— Problem details —
From the listing that follows, extract every line and set it down unaltered.

— Data for the task —
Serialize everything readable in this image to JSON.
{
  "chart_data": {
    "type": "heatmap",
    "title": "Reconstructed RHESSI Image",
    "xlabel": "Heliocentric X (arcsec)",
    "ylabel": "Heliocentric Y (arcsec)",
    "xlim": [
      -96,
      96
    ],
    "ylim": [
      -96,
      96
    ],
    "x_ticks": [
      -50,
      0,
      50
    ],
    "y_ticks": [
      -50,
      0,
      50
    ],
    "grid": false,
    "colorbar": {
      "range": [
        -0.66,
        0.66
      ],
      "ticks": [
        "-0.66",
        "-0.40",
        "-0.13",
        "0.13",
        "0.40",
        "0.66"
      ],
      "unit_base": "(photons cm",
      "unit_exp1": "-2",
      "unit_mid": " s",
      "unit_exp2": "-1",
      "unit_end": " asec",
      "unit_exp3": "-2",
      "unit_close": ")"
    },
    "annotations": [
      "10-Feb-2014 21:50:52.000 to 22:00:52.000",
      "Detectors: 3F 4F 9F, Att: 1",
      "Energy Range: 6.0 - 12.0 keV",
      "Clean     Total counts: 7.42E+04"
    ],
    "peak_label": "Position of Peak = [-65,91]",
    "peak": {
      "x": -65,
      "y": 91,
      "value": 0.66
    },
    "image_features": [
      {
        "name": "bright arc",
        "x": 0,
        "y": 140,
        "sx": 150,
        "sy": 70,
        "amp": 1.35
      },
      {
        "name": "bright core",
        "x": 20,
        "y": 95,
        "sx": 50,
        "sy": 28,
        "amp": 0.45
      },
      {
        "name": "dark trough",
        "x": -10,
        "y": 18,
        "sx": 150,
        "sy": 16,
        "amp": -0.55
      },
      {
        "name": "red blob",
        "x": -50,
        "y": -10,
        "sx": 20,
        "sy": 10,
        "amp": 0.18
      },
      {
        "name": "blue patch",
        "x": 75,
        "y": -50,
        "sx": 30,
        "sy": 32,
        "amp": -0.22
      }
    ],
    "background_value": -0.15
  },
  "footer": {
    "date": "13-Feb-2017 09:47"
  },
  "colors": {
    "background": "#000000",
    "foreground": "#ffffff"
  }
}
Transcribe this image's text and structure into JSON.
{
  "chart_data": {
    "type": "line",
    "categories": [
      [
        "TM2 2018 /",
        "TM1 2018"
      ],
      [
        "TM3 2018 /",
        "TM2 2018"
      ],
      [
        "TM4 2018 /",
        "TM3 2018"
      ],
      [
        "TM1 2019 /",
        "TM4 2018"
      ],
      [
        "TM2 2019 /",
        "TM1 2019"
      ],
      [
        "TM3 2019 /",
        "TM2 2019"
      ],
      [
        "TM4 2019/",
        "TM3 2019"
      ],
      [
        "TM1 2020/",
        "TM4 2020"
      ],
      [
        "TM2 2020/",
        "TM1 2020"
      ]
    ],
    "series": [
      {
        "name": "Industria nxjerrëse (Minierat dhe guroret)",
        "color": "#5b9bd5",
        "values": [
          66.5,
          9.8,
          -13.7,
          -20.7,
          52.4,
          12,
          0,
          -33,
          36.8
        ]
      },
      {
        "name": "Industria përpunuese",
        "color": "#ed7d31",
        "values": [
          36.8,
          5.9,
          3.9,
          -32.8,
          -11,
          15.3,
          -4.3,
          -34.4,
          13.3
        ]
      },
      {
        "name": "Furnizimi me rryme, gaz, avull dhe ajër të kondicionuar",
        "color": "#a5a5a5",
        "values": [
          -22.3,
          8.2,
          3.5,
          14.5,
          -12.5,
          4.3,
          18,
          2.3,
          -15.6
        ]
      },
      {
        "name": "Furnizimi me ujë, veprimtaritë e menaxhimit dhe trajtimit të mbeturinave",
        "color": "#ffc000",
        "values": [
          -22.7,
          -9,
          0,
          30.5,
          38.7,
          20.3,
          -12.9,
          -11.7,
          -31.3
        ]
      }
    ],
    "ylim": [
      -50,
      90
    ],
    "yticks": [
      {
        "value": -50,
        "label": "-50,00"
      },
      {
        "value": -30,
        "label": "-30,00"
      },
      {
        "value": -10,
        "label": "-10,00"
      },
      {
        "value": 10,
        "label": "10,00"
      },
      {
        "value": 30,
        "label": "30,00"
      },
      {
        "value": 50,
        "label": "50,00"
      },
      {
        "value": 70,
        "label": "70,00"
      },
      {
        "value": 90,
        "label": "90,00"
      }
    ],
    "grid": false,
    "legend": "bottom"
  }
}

— Output for this task —
Serialize everything readable in this image to JSON.
{
  "chart_data": {
    "type": "heatmap",
    "title": "Reconstructed RHESSI Image",
    "xlabel": "Heliocentric X (arcsec)",
    "ylabel": "Heliocentric Y (arcsec)",
    "xlim": [
      -96,
      96
    ],
    "ylim": [
      -96,
      96
    ],
    "x_ticks": [
      -50,
      0,
      50
    ],
    "y_ticks": [
      -50,
      0,
      50
    ],
    "grid": false,
    "colorbar": {
      "range": [
        -0.66,
        0.66
      ],
      "ticks": [
        "-0.66",
        "-0.40",
        "-0.13",
        "0.13",
        "0.40",
        "0.66"
      ],
      "unit_base": "(photons cm",
      "unit_exp1": "-2",
      "unit_mid": " s",
      "unit_exp2": "-1",
      "unit_end": " asec",
      "unit_exp3": "-2",
      "unit_close": ")"
    },
    "annotations": [
      "10-Feb-2014 21:50:52.000 to 22:00:52.000",
      "Detectors: 3F 4F 9F, Att: 1",
      "Energy Range: 6.0 - 12.0 keV",
      "Clean     Total counts: 7.42E+04"
    ],
    "peak_label": "Position of Peak = [-65,91]",
    "peak": {
      "x": -65,
      "y": 91,
      "value": 0.66
    },
    "image_features": [
      {
        "name": "bright arc",
        "x": 0,
        "y": 140,
        "sx": 150,
        "sy": 70,
        "amp": 1.35
      },
      {
        "name": "bright core",
        "x": 20,
        "y": 95,
        "sx": 50,
        "sy": 28,
        "amp": 0.45
      },
      {
        "name": "dark trough",
        "x": -10,
        "y": 18,
        "sx": 150,
        "sy": 16,
        "amp": -0.55
      },
      {
        "name": "red blob",
        "x": -50,
        "y": -10,
        "sx": 20,
        "sy": 10,
        "amp": 0.18
      },
      {
        "name": "blue patch",
        "x": 75,
        "y": -50,
        "sx": 30,
        "sy": 32,
        "amp": -0.22
      }
    ],
    "background_value": -0.15
  },
  "footer": {
    "date": "13-Feb-2017 09:47"
  },
  "colors": {
    "background": "#000000",
    "foreground": "#ffffff"
  }
}
Transcribe this image's text and structure into JSON.
{
  "chart_data": {
    "type": "line",
    "categories": [
      [
        "TM2 2018 /",
        "TM1 2018"
      ],
      [
        "TM3 2018 /",
        "TM2 2018"
      ],
      [
        "TM4 2018 /",
        "TM3 2018"
      ],
      [
        "TM1 2019 /",
        "TM4 2018"
      ],
      [
        "TM2 2019 /",
        "TM1 2019"
      ],
      [
        "TM3 2019 /",
        "TM2 2019"
      ],
      [
        "TM4 2019/",
        "TM3 2019"
      ],
      [
        "TM1 2020/",
        "TM4 2020"
      ],
      [
        "TM2 2020/",
        "TM1 2020"
      ]
    ],
    "series": [
      {
        "name": "Industria nxjerrëse (Minierat dhe guroret)",
        "color": "#5b9bd5",
        "values": [
          66.5,
          9.8,
          -13.7,
          -20.7,
          52.4,
          12,
          0,
          -33,
          36.8
        ]
      },
      {
        "name": "Industria përpunuese",
        "color": "#ed7d31",
        "values": [
          36.8,
          5.9,
          3.9,
          -32.8,
          -11,
          15.3,
          -4.3,
          -34.4,
          13.3
        ]
      },
      {
        "name": "Furnizimi me rryme, gaz, avull dhe ajër të kondicionuar",
        "color": "#a5a5a5",
        "values": [
          -22.3,
          8.2,
          3.5,
          14.5,
          -12.5,
          4.3,
          18,
          2.3,
          -15.6
        ]
      },
      {
        "name": "Furnizimi me ujë, veprimtaritë e menaxhimit dhe trajtimit të mbeturinave",
        "color": "#ffc000",
        "values": [
          -22.7,
          -9,
          0,
          30.5,
          38.7,
          20.3,
          -12.9,
          -11.7,
          -31.3
        ]
      }
    ],
    "ylim": [
      -50,
      90
    ],
    "yticks": [
      {
        "value": -50,
        "label": "-50,00"
      },
      {
        "value": -30,
        "label": "-30,00"
      },
      {
        "value": -10,
        "label": "-10,00"
      },
      {
        "value": 10,
        "label": "10,00"
      },
      {
        "value": 30,
        "label": "30,00"
      },
      {
        "value": 50,
        "label": "50,00"
      },
      {
        "value": 70,
        "label": "70,00"
      },
      {
        "value": 90,
        "label": "90,00"
      }
    ],
    "grid": false,
    "legend": "bottom"
  }
}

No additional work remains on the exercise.